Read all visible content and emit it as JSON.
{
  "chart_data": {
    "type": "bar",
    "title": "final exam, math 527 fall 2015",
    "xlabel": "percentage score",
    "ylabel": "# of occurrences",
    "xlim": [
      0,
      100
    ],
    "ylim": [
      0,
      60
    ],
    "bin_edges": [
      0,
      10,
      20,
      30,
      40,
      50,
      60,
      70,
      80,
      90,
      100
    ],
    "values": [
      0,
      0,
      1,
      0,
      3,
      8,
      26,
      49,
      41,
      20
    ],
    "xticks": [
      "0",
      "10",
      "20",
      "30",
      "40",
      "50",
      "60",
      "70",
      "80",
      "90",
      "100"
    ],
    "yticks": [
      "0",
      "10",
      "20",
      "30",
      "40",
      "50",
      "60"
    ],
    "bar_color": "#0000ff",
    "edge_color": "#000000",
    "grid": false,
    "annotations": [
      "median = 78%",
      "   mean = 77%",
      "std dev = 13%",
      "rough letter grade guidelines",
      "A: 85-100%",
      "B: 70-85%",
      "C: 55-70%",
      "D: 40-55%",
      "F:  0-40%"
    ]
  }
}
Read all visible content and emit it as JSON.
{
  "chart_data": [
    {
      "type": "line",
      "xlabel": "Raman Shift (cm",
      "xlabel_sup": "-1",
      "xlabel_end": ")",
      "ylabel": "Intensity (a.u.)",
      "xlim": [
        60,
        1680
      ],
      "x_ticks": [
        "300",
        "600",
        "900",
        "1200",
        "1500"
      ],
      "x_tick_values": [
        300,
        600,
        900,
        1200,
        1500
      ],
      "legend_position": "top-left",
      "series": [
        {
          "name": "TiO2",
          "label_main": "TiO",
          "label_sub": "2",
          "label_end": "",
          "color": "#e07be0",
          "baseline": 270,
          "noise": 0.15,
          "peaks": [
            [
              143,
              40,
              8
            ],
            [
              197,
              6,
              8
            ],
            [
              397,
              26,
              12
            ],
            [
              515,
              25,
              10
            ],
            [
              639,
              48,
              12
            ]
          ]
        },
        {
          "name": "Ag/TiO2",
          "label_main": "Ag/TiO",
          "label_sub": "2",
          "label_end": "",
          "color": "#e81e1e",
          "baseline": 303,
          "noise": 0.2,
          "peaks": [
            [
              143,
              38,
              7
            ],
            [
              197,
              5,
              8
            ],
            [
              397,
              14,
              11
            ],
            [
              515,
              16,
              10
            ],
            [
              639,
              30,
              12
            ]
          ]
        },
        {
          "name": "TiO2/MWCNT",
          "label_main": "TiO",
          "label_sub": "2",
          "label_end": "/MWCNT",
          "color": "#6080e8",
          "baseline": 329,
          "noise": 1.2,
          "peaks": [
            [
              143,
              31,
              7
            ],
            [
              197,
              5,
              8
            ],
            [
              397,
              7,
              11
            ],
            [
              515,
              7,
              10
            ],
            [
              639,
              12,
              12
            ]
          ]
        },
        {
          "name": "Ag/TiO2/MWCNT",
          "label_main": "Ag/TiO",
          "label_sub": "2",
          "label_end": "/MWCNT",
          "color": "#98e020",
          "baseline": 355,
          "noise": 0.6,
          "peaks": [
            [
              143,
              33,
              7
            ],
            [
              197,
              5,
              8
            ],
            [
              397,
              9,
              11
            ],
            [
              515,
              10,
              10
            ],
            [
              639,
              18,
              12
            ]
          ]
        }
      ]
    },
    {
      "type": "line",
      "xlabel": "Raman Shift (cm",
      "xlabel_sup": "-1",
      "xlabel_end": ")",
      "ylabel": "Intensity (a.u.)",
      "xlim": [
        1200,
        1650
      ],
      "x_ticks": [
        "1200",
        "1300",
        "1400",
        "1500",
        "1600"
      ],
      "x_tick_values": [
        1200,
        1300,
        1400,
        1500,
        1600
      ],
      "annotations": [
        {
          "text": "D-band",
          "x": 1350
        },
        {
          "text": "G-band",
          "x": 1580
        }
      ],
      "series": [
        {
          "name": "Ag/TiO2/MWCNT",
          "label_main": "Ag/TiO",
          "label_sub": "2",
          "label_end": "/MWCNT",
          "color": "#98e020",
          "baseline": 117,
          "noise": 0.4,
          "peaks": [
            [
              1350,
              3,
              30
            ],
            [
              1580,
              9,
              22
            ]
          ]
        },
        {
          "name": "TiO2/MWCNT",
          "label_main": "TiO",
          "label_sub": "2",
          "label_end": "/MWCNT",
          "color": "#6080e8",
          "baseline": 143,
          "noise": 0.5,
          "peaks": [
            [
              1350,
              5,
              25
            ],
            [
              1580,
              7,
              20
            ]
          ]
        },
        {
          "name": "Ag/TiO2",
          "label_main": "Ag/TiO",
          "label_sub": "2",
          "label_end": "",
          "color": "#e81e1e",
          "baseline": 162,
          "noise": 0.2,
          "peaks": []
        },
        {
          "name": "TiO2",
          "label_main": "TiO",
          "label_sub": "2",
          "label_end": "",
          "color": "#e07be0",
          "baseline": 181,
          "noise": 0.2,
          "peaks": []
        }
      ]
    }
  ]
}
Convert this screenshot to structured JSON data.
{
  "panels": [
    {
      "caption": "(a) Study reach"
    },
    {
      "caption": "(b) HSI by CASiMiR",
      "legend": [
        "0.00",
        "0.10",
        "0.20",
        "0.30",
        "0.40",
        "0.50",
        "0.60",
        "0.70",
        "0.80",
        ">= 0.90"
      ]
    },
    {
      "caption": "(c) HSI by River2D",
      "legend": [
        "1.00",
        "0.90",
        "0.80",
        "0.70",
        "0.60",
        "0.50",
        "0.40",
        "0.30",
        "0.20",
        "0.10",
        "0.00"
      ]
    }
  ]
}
----------------
#### TASK DIRECTIONS
Give an exact repetition of all the material.

#### SOLUTION FOR THIS EXERCISE
Read all visible content and emit it as JSON.
{
  "chart_data": {
    "type": "bar",
    "title": "final exam, math 527 fall 2015",
    "xlabel": "percentage score",
    "ylabel": "# of occurrences",
    "xlim": [
      0,
      100
    ],
    "ylim": [
      0,
      60
    ],
    "bin_edges": [
      0,
      10,
      20,
      30,
      40,
      50,
      60,
      70,
      80,
      90,
      100
    ],
    "values": [
      0,
      0,
      1,
      0,
      3,
      8,
      26,
      49,
      41,
      20
    ],
    "xticks": [
      "0",
      "10",
      "20",
      "30",
      "40",
      "50",
      "60",
      "70",
      "80",
      "90",
      "100"
    ],
    "yticks": [
      "0",
      "10",
      "20",
      "30",
      "40",
      "50",
      "60"
    ],
    "bar_color": "#0000ff",
    "edge_color": "#000000",
    "grid": false,
    "annotations": [
      "median = 78%",
      "   mean = 77%",
      "std dev = 13%",
      "rough letter grade guidelines",
      "A: 85-100%",
      "B: 70-85%",
      "C: 55-70%",
      "D: 40-55%",
      "F:  0-40%"
    ]
  }
}
Read all visible content and emit it as JSON.
{
  "chart_data": [
    {
      "type": "line",
      "xlabel": "Raman Shift (cm",
      "xlabel_sup": "-1",
      "xlabel_end": ")",
      "ylabel": "Intensity (a.u.)",
      "xlim": [
        60,
        1680
      ],
      "x_ticks": [
        "300",
        "600",
        "900",
        "1200",
        "1500"
      ],
      "x_tick_values": [
        300,
        600,
        900,
        1200,
        1500
      ],
      "legend_position": "top-left",
      "series": [
        {
          "name": "TiO2",
          "label_main": "TiO",
          "label_sub": "2",
          "label_end": "",
          "color": "#e07be0",
          "baseline": 270,
          "noise": 0.15,
          "peaks": [
            [
              143,
              40,
              8
            ],
            [
              197,
              6,
              8
            ],
            [
              397,
              26,
              12
            ],
            [
              515,
              25,
              10
            ],
            [
              639,
              48,
              12
            ]
          ]
        },
        {
          "name": "Ag/TiO2",
          "label_main": "Ag/TiO",
          "label_sub": "2",
          "label_end": "",
          "color": "#e81e1e",
          "baseline": 303,
          "noise": 0.2,
          "peaks": [
            [
              143,
              38,
              7
            ],
            [
              197,
              5,
              8
            ],
            [
              397,
              14,
              11
            ],
            [
              515,
              16,
              10
            ],
            [
              639,
              30,
              12
            ]
          ]
        },
        {
          "name": "TiO2/MWCNT",
          "label_main": "TiO",
          "label_sub": "2",
          "label_end": "/MWCNT",
          "color": "#6080e8",
          "baseline": 329,
          "noise": 1.2,
          "peaks": [
            [
              143,
              31,
              7
            ],
            [
              197,
              5,
              8
            ],
            [
              397,
              7,
              11
            ],
            [
              515,
              7,
              10
            ],
            [
              639,
              12,
              12
            ]
          ]
        },
        {
          "name": "Ag/TiO2/MWCNT",
          "label_main": "Ag/TiO",
          "label_sub": "2",
          "label_end": "/MWCNT",
          "color": "#98e020",
          "baseline": 355,
          "noise": 0.6,
          "peaks": [
            [
              143,
              33,
              7
            ],
            [
              197,
              5,
              8
            ],
            [
              397,
              9,
              11
            ],
            [
              515,
              10,
              10
            ],
            [
              639,
              18,
              12
            ]
          ]
        }
      ]
    },
    {
      "type": "line",
      "xlabel": "Raman Shift (cm",
      "xlabel_sup": "-1",
      "xlabel_end": ")",
      "ylabel": "Intensity (a.u.)",
      "xlim": [
        1200,
        1650
      ],
      "x_ticks": [
        "1200",
        "1300",
        "1400",
        "1500",
        "1600"
      ],
      "x_tick_values": [
        1200,
        1300,
        1400,
        1500,
        1600
      ],
      "annotations": [
        {
          "text": "D-band",
          "x": 1350
        },
        {
          "text": "G-band",
          "x": 1580
        }
      ],
      "series": [
        {
          "name": "Ag/TiO2/MWCNT",
          "label_main": "Ag/TiO",
          "label_sub": "2",
          "label_end": "/MWCNT",
          "color": "#98e020",
          "baseline": 117,
          "noise": 0.4,
          "peaks": [
            [
              1350,
              3,
              30
            ],
            [
              1580,
              9,
              22
            ]
          ]
        },
        {
          "name": "TiO2/MWCNT",
          "label_main": "TiO",
          "label_sub": "2",
          "label_end": "/MWCNT",
          "color": "#6080e8",
          "baseline": 143,
          "noise": 0.5,
          "peaks": [
            [
              1350,
              5,
              25
            ],
            [
              1580,
              7,
              20
            ]
          ]
        },
        {
          "name": "Ag/TiO2",
          "label_main": "Ag/TiO",
          "label_sub": "2",
          "label_end": "",
          "color": "#e81e1e",
          "baseline": 162,
          "noise": 0.2,
          "peaks": []
        },
        {
          "name": "TiO2",
          "label_main": "TiO",
          "label_sub": "2",
          "label_end": "",
          "color": "#e07be0",
          "baseline": 181,
          "noise": 0.2,
          "peaks": []
        }
      ]
    }
  ]
}
Convert this screenshot to structured JSON data.
{
  "panels": [
    {
      "caption": "(a) Study reach"
    },
    {
      "caption": "(b) HSI by CASiMiR",
      "legend": [
        "0.00",
        "0.10",
        "0.20",
        "0.30",
        "0.40",
        "0.50",
        "0.60",
        "0.70",
        "0.80",
        ">= 0.90"
      ]
    },
    {
      "caption": "(c) HSI by River2D",
      "legend": [
        "1.00",
        "0.90",
        "0.80",
        "0.70",
        "0.60",
        "0.50",
        "0.40",
        "0.30",
        "0.20",
        "0.10",
        "0.00"
      ]
    }
  ]
}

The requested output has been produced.